Exercise: Tally the lines in the records underneath that contain the string "emoji", and state the figure by itself.

++++++

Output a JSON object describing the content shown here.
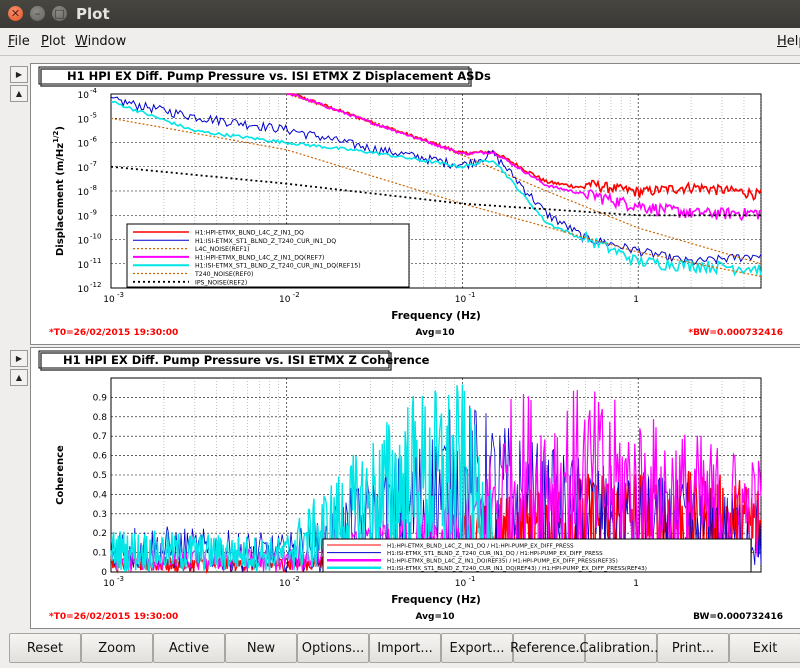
{
  "window": {
    "title": "Plot"
  },
  "menu": {
    "file": "File",
    "file_hot": "F",
    "file_rest": "ile",
    "plot_hot": "P",
    "plot_rest": "lot",
    "window_hot": "W",
    "window_rest": "indow",
    "help_hot": "H",
    "help_rest": "elp"
  },
  "side_buttons": {
    "expand": "▶",
    "up": "▲"
  },
  "plots": {
    "asd": {
      "title": "H1 HPI EX Diff. Pump Pressure vs. ISI ETMX Z Displacement ASDs",
      "ylabel": "Displacement (m/Hz",
      "ylabel_exp": "1/2",
      "ylabel_end": ")",
      "xlabel": "Frequency (Hz)",
      "t0": "*T0=26/02/2015 19:30:00",
      "avg": "Avg=10",
      "bw": "*BW=0.000732416",
      "yticks": [
        "10",
        "10",
        "10",
        "10",
        "10",
        "10",
        "10",
        "10",
        "10"
      ],
      "yexps": [
        "-4",
        "-5",
        "-6",
        "-7",
        "-8",
        "-9",
        "-10",
        "-11",
        "-12"
      ],
      "xticks": [
        "10",
        "10",
        "10",
        "1"
      ],
      "xexps": [
        "-3",
        "-2",
        "-1",
        ""
      ],
      "legend": [
        "H1:HPI-ETMX_BLND_L4C_Z_IN1_DQ",
        "H1:ISI-ETMX_ST1_BLND_Z_T240_CUR_IN1_DQ",
        "L4C_NOISE(REF1)",
        "H1:HPI-ETMX_BLND_L4C_Z_IN1_DQ(REF7)",
        "H1:ISI-ETMX_ST1_BLND_Z_T240_CUR_IN1_DQ(REF15)",
        "T240_NOISE(REF0)",
        "IPS_NOISE(REF2)"
      ]
    },
    "coh": {
      "title": "H1 HPI EX Diff. Pump Pressure vs. ISI ETMX Z Coherence",
      "ylabel": "Coherence",
      "xlabel": "Frequency (Hz)",
      "t0": "*T0=26/02/2015 19:30:00",
      "avg": "Avg=10",
      "bw": "BW=0.000732416",
      "yticks": [
        "0.9",
        "0.8",
        "0.7",
        "0.6",
        "0.5",
        "0.4",
        "0.3",
        "0.2",
        "0.1",
        "0"
      ],
      "xticks": [
        "10",
        "10",
        "10",
        "1"
      ],
      "xexps": [
        "-3",
        "-2",
        "-1",
        ""
      ],
      "legend": [
        "H1:HPI-ETMX_BLND_L4C_Z_IN1_DQ / H1:HPI-PUMP_EX_DIFF_PRESS",
        "H1:ISI-ETMX_ST1_BLND_Z_T240_CUR_IN1_DQ / H1:HPI-PUMP_EX_DIFF_PRESS",
        "H1:HPI-ETMX_BLND_L4C_Z_IN1_DQ(REF35) / H1:HPI-PUMP_EX_DIFF_PRESS(REF35)",
        "H1:ISI-ETMX_ST1_BLND_Z_T240_CUR_IN1_DQ(REF43) / H1:HPI-PUMP_EX_DIFF_PRESS(REF43)"
      ]
    }
  },
  "colors": {
    "red": "#ff0000",
    "blue": "#0000cc",
    "magenta": "#ff00ff",
    "cyan": "#00e5e5",
    "brown": "#cc6600",
    "black": "#000000",
    "label_red": "#ff0000"
  },
  "buttons": [
    "Reset",
    "Zoom",
    "Active",
    "New",
    "Options...",
    "Import...",
    "Export...",
    "Reference...",
    "Calibration...",
    "Print...",
    "Exit"
  ],
  "chart_data": [
    {
      "type": "line",
      "title": "H1 HPI EX Diff. Pump Pressure vs. ISI ETMX Z Displacement ASDs",
      "xlabel": "Frequency (Hz)",
      "ylabel": "Displacement (m/Hz^1/2)",
      "xscale": "log",
      "yscale": "log",
      "xlim": [
        0.001,
        5
      ],
      "ylim": [
        1e-12,
        0.0001
      ],
      "grid": true,
      "legend": "bottom-left",
      "series": [
        {
          "name": "H1:HPI-ETMX_BLND_L4C_Z_IN1_DQ",
          "color": "#ff0000",
          "x": [
            0.01,
            0.03,
            0.1,
            0.15,
            0.3,
            1,
            2,
            4,
            5
          ],
          "y": [
            0.0001,
            6e-06,
            3e-07,
            3.5e-07,
            2e-08,
            5e-09,
            8e-09,
            5e-09,
            4e-09
          ]
        },
        {
          "name": "H1:ISI-ETMX_ST1_BLND_Z_T240_CUR_IN1_DQ",
          "color": "#0000cc",
          "x": [
            0.001,
            0.003,
            0.01,
            0.03,
            0.1,
            0.15,
            0.3,
            0.5,
            1,
            2,
            5
          ],
          "y": [
            5e-05,
            1e-05,
            3e-06,
            5e-07,
            1e-07,
            3e-07,
            1e-09,
            1e-10,
            3e-11,
            1e-11,
            2e-11
          ]
        },
        {
          "name": "L4C_NOISE(REF1)",
          "color": "#cc6600",
          "x": [
            0.01,
            0.03,
            0.1,
            0.3,
            1,
            5
          ],
          "y": [
            0.0001,
            8e-06,
            3e-07,
            1e-08,
            3e-10,
            1e-11
          ]
        },
        {
          "name": "H1:HPI-ETMX_BLND_L4C_Z_IN1_DQ(REF7)",
          "color": "#ff00ff",
          "x": [
            0.01,
            0.03,
            0.1,
            0.15,
            0.3,
            1,
            2,
            5
          ],
          "y": [
            0.0001,
            6e-06,
            3e-07,
            3.5e-07,
            1.5e-08,
            2e-09,
            1e-09,
            1e-09
          ]
        },
        {
          "name": "H1:ISI-ETMX_ST1_BLND_Z_T240_CUR_IN1_DQ(REF15)",
          "color": "#00e5e5",
          "x": [
            0.001,
            0.003,
            0.01,
            0.03,
            0.1,
            0.15,
            0.3,
            1,
            5
          ],
          "y": [
            5e-05,
            3e-06,
            1e-06,
            4e-07,
            1e-07,
            2e-07,
            5e-10,
            1e-11,
            5e-12
          ]
        },
        {
          "name": "T240_NOISE(REF0)",
          "color": "#cc6600",
          "x": [
            0.001,
            0.01,
            0.1,
            1,
            5
          ],
          "y": [
            1e-05,
            5e-07,
            3e-09,
            3e-11,
            3e-12
          ]
        },
        {
          "name": "IPS_NOISE(REF2)",
          "color": "#000000",
          "x": [
            0.001,
            0.01,
            0.1,
            1,
            5
          ],
          "y": [
            1e-07,
            2e-08,
            3e-09,
            1e-09,
            1e-09
          ]
        }
      ]
    },
    {
      "type": "line",
      "title": "H1 HPI EX Diff. Pump Pressure vs. ISI ETMX Z Coherence",
      "xlabel": "Frequency (Hz)",
      "ylabel": "Coherence",
      "xscale": "log",
      "xlim": [
        0.001,
        5
      ],
      "ylim": [
        0,
        1
      ],
      "grid": true,
      "legend": "bottom-right",
      "series": [
        {
          "name": "H1:HPI-ETMX_BLND_L4C_Z_IN1_DQ / H1:HPI-PUMP_EX_DIFF_PRESS",
          "color": "#ff0000",
          "x": [
            0.001,
            0.01,
            0.1,
            0.3,
            1,
            5
          ],
          "y": [
            0.1,
            0.1,
            0.2,
            0.3,
            0.35,
            0.3
          ]
        },
        {
          "name": "H1:ISI-ETMX_ST1_BLND_Z_T240_CUR_IN1_DQ / H1:HPI-PUMP_EX_DIFF_PRESS",
          "color": "#0000cc",
          "x": [
            0.001,
            0.01,
            0.05,
            0.1,
            0.3,
            1,
            5
          ],
          "y": [
            0.2,
            0.15,
            0.5,
            0.7,
            0.5,
            0.4,
            0.3
          ]
        },
        {
          "name": "H1:HPI-ETMX_BLND_L4C_Z_IN1_DQ(REF35) / H1:HPI-PUMP_EX_DIFF_PRESS(REF35)",
          "color": "#ff00ff",
          "x": [
            0.001,
            0.01,
            0.1,
            0.2,
            0.5,
            1,
            5
          ],
          "y": [
            0.1,
            0.1,
            0.3,
            0.8,
            0.8,
            0.7,
            0.5
          ]
        },
        {
          "name": "H1:ISI-ETMX_ST1_BLND_Z_T240_CUR_IN1_DQ(REF43) / H1:HPI-PUMP_EX_DIFF_PRESS(REF43)",
          "color": "#00e5e5",
          "x": [
            0.001,
            0.01,
            0.05,
            0.1,
            0.15
          ],
          "y": [
            0.25,
            0.2,
            0.85,
            0.9,
            0.4
          ]
        }
      ]
    }
  ]
}
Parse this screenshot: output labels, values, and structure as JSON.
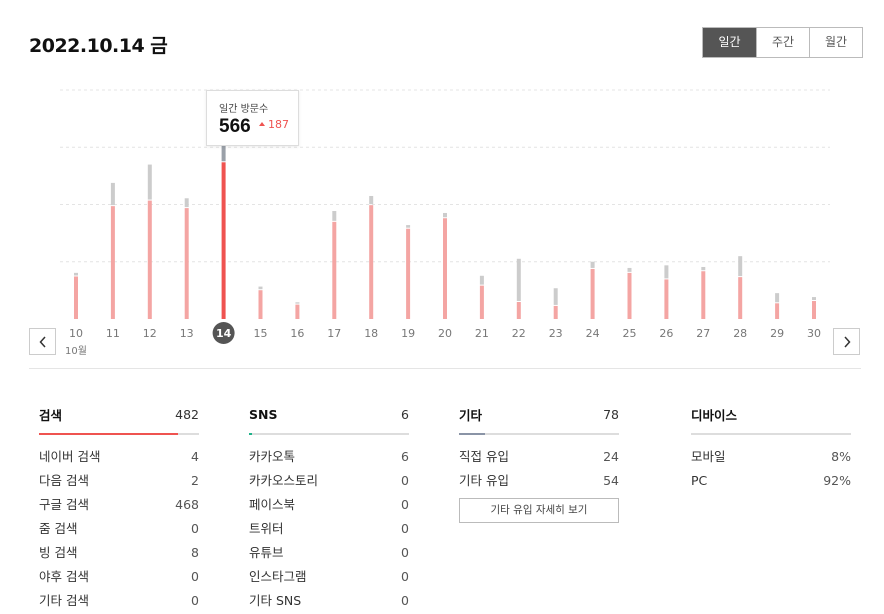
{
  "header": {
    "date": "2022.10.14 금"
  },
  "period_tabs": [
    {
      "label": "일간",
      "active": true
    },
    {
      "label": "주간",
      "active": false
    },
    {
      "label": "월간",
      "active": false
    }
  ],
  "chart_data": {
    "type": "bar",
    "title": "",
    "categories": [
      "10",
      "11",
      "12",
      "13",
      "14",
      "15",
      "16",
      "17",
      "18",
      "19",
      "20",
      "21",
      "22",
      "23",
      "24",
      "25",
      "26",
      "27",
      "28",
      "29",
      "30"
    ],
    "month_label": "10월",
    "selected_category": "14",
    "series": [
      {
        "color": "#f4a5a3",
        "selected_color": "#ef5350",
        "values": [
          130,
          345,
          362,
          339,
          479,
          88,
          44,
          297,
          348,
          276,
          308,
          102,
          52,
          40,
          153,
          141,
          121,
          146,
          128,
          48,
          55
        ]
      },
      {
        "color": "#cccccc",
        "selected_color": "#9aa0a8",
        "values": [
          8,
          68,
          107,
          27,
          87,
          8,
          4,
          30,
          25,
          8,
          13,
          27,
          129,
          51,
          19,
          12,
          40,
          10,
          61,
          28,
          9
        ]
      }
    ],
    "ylim": [
      0,
      700
    ],
    "grid": true,
    "colors": {
      "bar_primary": "#f4a5a3",
      "bar_secondary": "#cccccc",
      "bar_selected": "#ef5350",
      "bar_selected_secondary": "#9aa0a8",
      "selected_badge": "#555555"
    }
  },
  "tooltip": {
    "label": "일간 방문수",
    "value": "566",
    "delta": "187",
    "delta_color": "#ef5350"
  },
  "panels": [
    {
      "id": "search",
      "name": "검색",
      "total": "482",
      "bar_color": "#ef5350",
      "bar_fraction": 0.87,
      "rows": [
        {
          "label": "네이버 검색",
          "value": "4"
        },
        {
          "label": "다음 검색",
          "value": "2"
        },
        {
          "label": "구글 검색",
          "value": "468"
        },
        {
          "label": "줌 검색",
          "value": "0"
        },
        {
          "label": "빙 검색",
          "value": "8"
        },
        {
          "label": "야후 검색",
          "value": "0"
        },
        {
          "label": "기타 검색",
          "value": "0"
        }
      ]
    },
    {
      "id": "sns",
      "name": "SNS",
      "total": "6",
      "bar_color": "#1fb28a",
      "bar_fraction": 0.02,
      "rows": [
        {
          "label": "카카오톡",
          "value": "6"
        },
        {
          "label": "카카오스토리",
          "value": "0"
        },
        {
          "label": "페이스북",
          "value": "0"
        },
        {
          "label": "트위터",
          "value": "0"
        },
        {
          "label": "유튜브",
          "value": "0"
        },
        {
          "label": "인스타그램",
          "value": "0"
        },
        {
          "label": "기타 SNS",
          "value": "0"
        }
      ]
    },
    {
      "id": "etc",
      "name": "기타",
      "total": "78",
      "bar_color": "#8a94a6",
      "bar_fraction": 0.16,
      "rows": [
        {
          "label": "직접 유입",
          "value": "24"
        },
        {
          "label": "기타 유입",
          "value": "54"
        }
      ],
      "button": "기타 유입 자세히 보기"
    },
    {
      "id": "device",
      "name": "디바이스",
      "total": "",
      "bar_color": "#dddddd",
      "bar_fraction": 0,
      "rows": [
        {
          "label": "모바일",
          "value": "8%"
        },
        {
          "label": "PC",
          "value": "92%"
        }
      ]
    }
  ]
}
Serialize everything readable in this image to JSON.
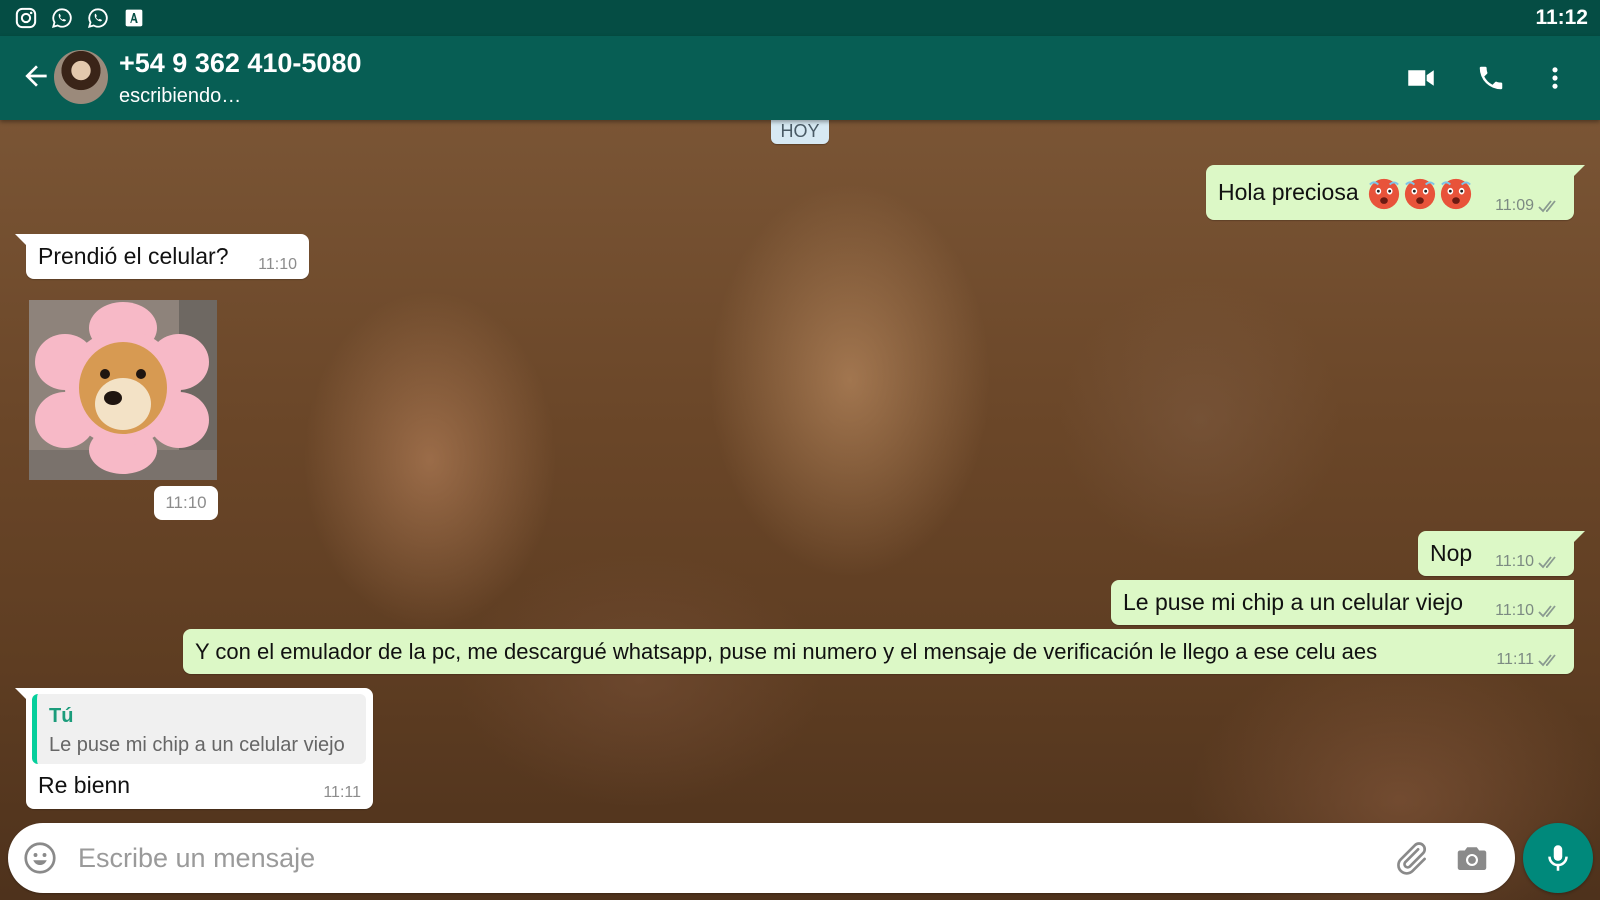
{
  "status_bar": {
    "time": "11:12",
    "icons": [
      "instagram-icon",
      "whatsapp-icon",
      "whatsapp-icon",
      "font-icon"
    ]
  },
  "header": {
    "contact_name": "+54 9 362 410-5080",
    "contact_status": "escribiendo…",
    "actions": [
      "video-call-icon",
      "phone-icon",
      "more-options-icon"
    ]
  },
  "chat": {
    "date_chip": "HOY",
    "messages": [
      {
        "direction": "out",
        "text": "Hola preciosa",
        "emoji": [
          "hot-face-emoji",
          "hot-face-emoji",
          "hot-face-emoji"
        ],
        "time": "11:09",
        "status": "read"
      },
      {
        "direction": "in",
        "text": "Prendió el celular?",
        "time": "11:10"
      },
      {
        "direction": "in",
        "type": "sticker",
        "sticker": "shiba-flower-sticker",
        "time": "11:10"
      },
      {
        "direction": "out",
        "text": "Nop",
        "time": "11:10",
        "status": "read"
      },
      {
        "direction": "out",
        "text": "Le puse mi chip a un celular viejo",
        "time": "11:10",
        "status": "read"
      },
      {
        "direction": "out",
        "text": "Y con el emulador de la pc, me descargué whatsapp, puse mi numero y el mensaje de verificación le llego a ese celu aes",
        "time": "11:11",
        "status": "read"
      },
      {
        "direction": "in",
        "reply_to": {
          "author": "Tú",
          "text": "Le puse mi chip a un celular viejo"
        },
        "text": "Re bienn",
        "time": "11:11"
      }
    ]
  },
  "composer": {
    "placeholder": "Escribe un mensaje",
    "value": ""
  },
  "colors": {
    "status_bar": "#054d44",
    "header": "#075e54",
    "outgoing_bubble": "#dcf8c6",
    "incoming_bubble": "#ffffff",
    "accent": "#00897b",
    "reply_accent": "#06cf9c",
    "read_ticks": "#8a9a90"
  }
}
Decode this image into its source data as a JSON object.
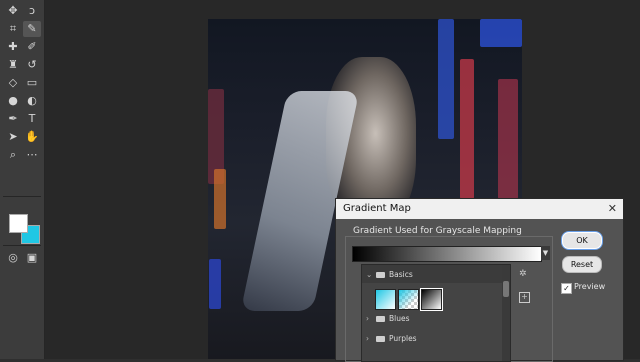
{
  "toolbar": {
    "tools": [
      {
        "name": "move-tool-icon",
        "glyph": "✥"
      },
      {
        "name": "lasso-tool-icon",
        "glyph": "ↄ"
      },
      {
        "name": "crop-tool-icon",
        "glyph": "⌗"
      },
      {
        "name": "eyedropper-tool-icon",
        "glyph": "✎"
      },
      {
        "name": "healing-brush-icon",
        "glyph": "✚"
      },
      {
        "name": "brush-tool-icon",
        "glyph": "✐"
      },
      {
        "name": "clone-stamp-icon",
        "glyph": "♜"
      },
      {
        "name": "history-brush-icon",
        "glyph": "↺"
      },
      {
        "name": "eraser-tool-icon",
        "glyph": "◇"
      },
      {
        "name": "gradient-tool-icon",
        "glyph": "▭"
      },
      {
        "name": "blur-tool-icon",
        "glyph": "●"
      },
      {
        "name": "dodge-tool-icon",
        "glyph": "◐"
      },
      {
        "name": "pen-tool-icon",
        "glyph": "✒"
      },
      {
        "name": "type-tool-icon",
        "glyph": "T"
      },
      {
        "name": "path-selection-icon",
        "glyph": "➤"
      },
      {
        "name": "hand-tool-icon",
        "glyph": "✋"
      },
      {
        "name": "zoom-tool-icon",
        "glyph": "⌕"
      },
      {
        "name": "edit-toolbar-icon",
        "glyph": "⋯"
      },
      {
        "name": "quick-mask-icon",
        "glyph": "◎"
      },
      {
        "name": "screen-mode-icon",
        "glyph": "▣"
      }
    ],
    "foreground_color": "#ffffff",
    "background_color": "#20c7e4"
  },
  "dialog": {
    "title": "Gradient Map",
    "close_label": "✕",
    "section_label": "Gradient Used for Grayscale Mapping",
    "ok_label": "OK",
    "reset_label": "Reset",
    "preview_label": "Preview",
    "preview_checked": true,
    "picker": {
      "folders": [
        {
          "label": "Basics",
          "expanded": true
        },
        {
          "label": "Blues",
          "expanded": false
        },
        {
          "label": "Purples",
          "expanded": false
        }
      ],
      "swatches": [
        {
          "name": "foreground-to-background",
          "colors": [
            "#20c7e4",
            "#ffffff"
          ]
        },
        {
          "name": "foreground-to-transparent",
          "colors": [
            "#20c7e4",
            "transparent"
          ]
        },
        {
          "name": "black-white",
          "colors": [
            "#000000",
            "#ffffff"
          ]
        }
      ]
    }
  }
}
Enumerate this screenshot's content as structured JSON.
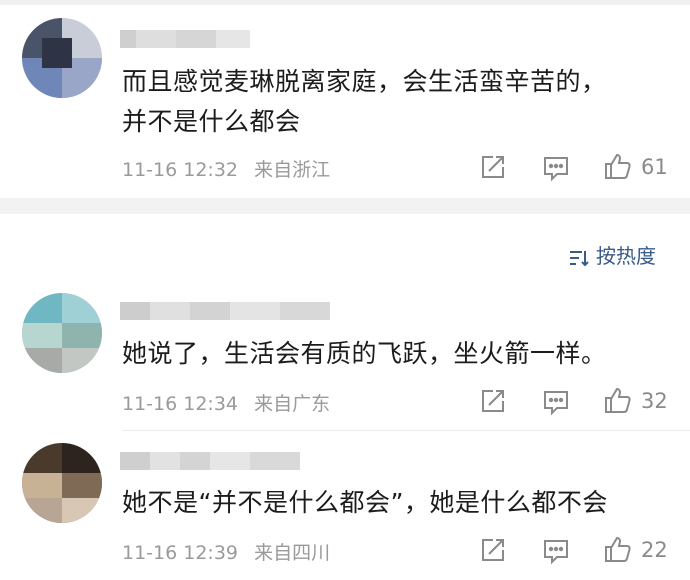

++++++

Expected output: 4